In the following material, identify every line holding the string "text" and return it.

BEGIN

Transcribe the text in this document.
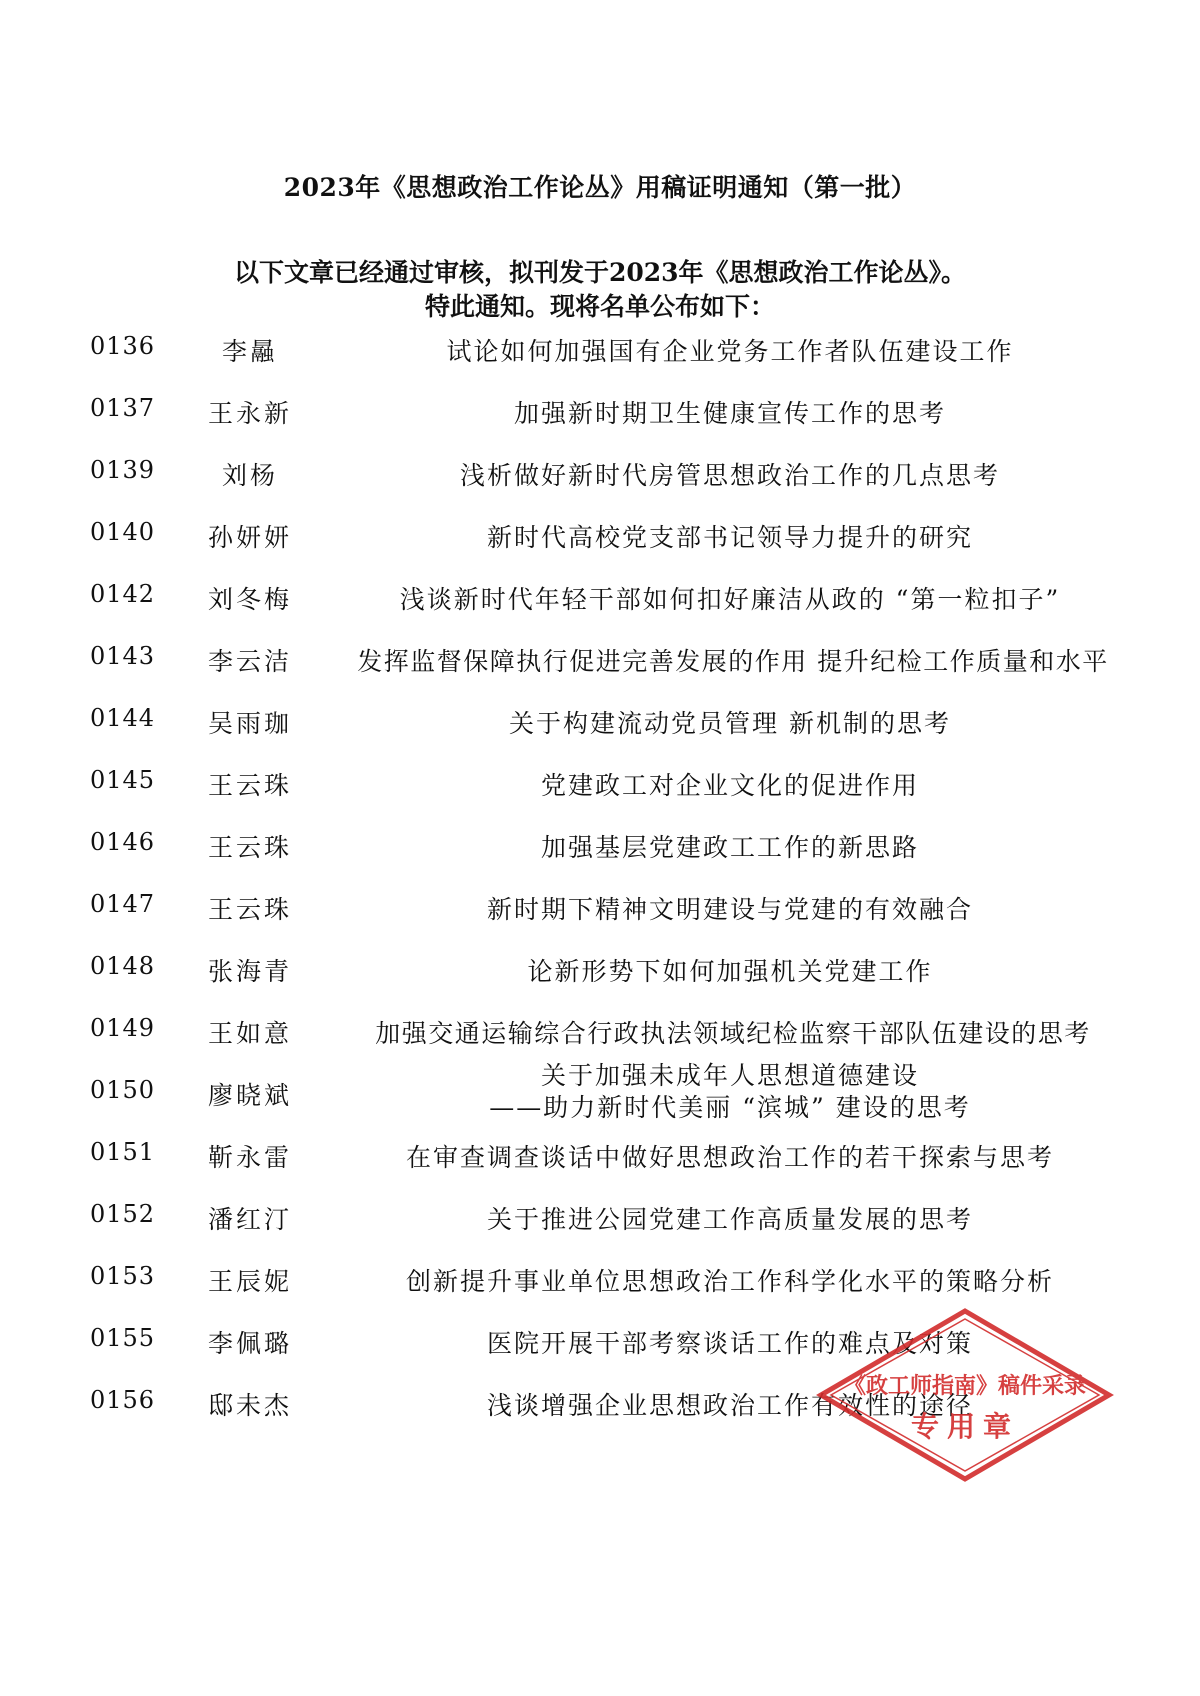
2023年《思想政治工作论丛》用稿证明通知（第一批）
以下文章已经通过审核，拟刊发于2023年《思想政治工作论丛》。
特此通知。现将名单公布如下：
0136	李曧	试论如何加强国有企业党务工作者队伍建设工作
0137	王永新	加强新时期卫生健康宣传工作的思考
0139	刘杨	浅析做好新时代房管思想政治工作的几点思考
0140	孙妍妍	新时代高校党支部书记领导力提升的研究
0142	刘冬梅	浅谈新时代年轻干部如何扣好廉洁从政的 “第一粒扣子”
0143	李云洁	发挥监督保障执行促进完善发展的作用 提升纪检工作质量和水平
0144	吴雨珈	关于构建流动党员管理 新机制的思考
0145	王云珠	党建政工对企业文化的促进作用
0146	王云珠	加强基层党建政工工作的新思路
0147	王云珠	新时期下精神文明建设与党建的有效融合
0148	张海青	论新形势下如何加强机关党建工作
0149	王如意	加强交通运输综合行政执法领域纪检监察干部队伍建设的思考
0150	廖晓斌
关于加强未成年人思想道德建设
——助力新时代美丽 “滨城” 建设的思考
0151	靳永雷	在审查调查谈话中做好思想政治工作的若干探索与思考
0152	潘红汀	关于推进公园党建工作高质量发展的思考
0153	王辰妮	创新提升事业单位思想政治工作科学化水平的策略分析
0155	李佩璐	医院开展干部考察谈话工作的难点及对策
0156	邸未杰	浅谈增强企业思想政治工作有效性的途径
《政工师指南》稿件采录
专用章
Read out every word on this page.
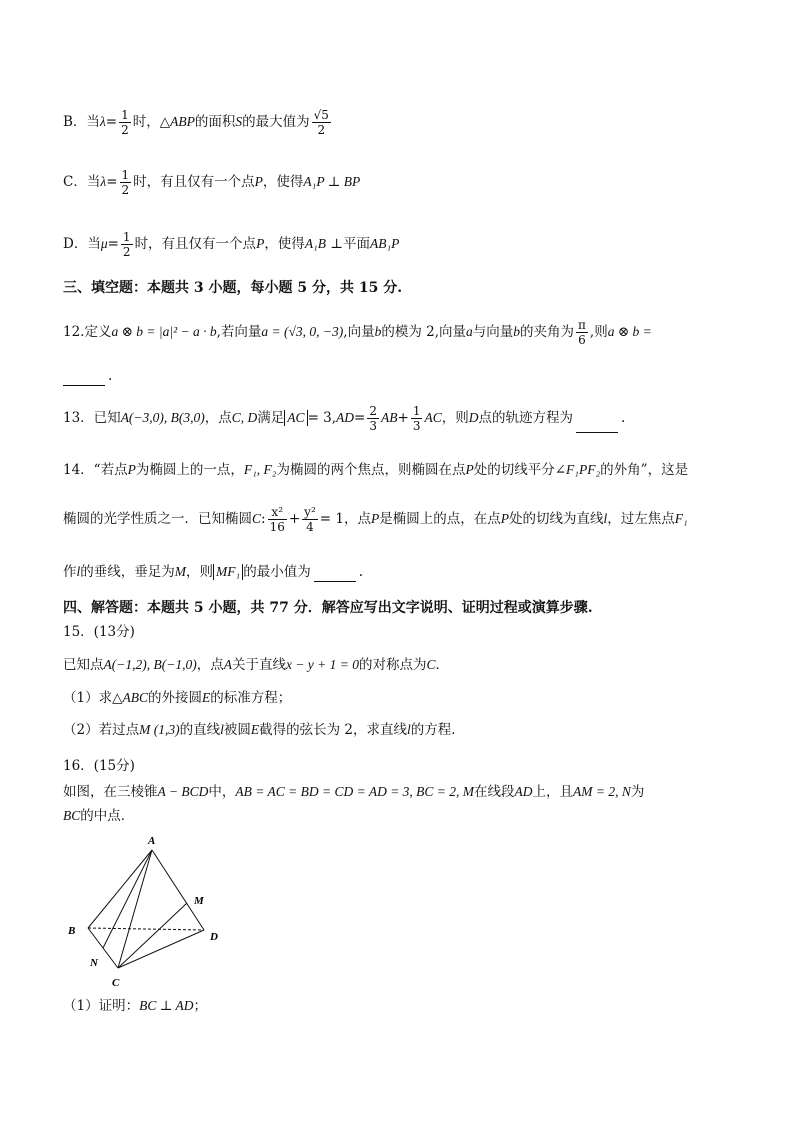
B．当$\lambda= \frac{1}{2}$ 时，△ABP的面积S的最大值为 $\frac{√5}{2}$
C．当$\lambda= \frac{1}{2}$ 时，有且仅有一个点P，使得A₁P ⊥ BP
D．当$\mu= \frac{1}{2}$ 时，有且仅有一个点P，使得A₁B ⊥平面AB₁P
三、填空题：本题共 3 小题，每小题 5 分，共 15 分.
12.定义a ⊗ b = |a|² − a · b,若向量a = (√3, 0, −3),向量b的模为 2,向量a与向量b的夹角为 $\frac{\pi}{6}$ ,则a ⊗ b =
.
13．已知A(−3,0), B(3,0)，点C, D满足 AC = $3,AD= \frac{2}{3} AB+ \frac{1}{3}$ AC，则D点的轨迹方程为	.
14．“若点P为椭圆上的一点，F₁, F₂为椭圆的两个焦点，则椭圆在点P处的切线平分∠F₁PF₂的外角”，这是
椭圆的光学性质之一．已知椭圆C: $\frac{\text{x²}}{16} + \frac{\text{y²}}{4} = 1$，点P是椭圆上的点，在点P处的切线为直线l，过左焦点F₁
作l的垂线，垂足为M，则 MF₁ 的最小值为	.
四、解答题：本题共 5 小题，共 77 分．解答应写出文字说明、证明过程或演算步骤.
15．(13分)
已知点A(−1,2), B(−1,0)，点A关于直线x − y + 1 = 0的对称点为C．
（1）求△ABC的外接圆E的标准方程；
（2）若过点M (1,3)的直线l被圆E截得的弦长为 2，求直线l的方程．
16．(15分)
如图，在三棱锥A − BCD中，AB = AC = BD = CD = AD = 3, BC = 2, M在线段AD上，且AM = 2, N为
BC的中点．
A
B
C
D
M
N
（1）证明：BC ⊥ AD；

END

» Full output:
Transcribe the text in this document.
椭圆的光学性质之一．已知椭圆C: $\frac{\text{x²}}{16} + \frac{\text{y²}}{4} = 1$，点P是椭圆上的点，在点P处的切线为直线l，过左焦点F₁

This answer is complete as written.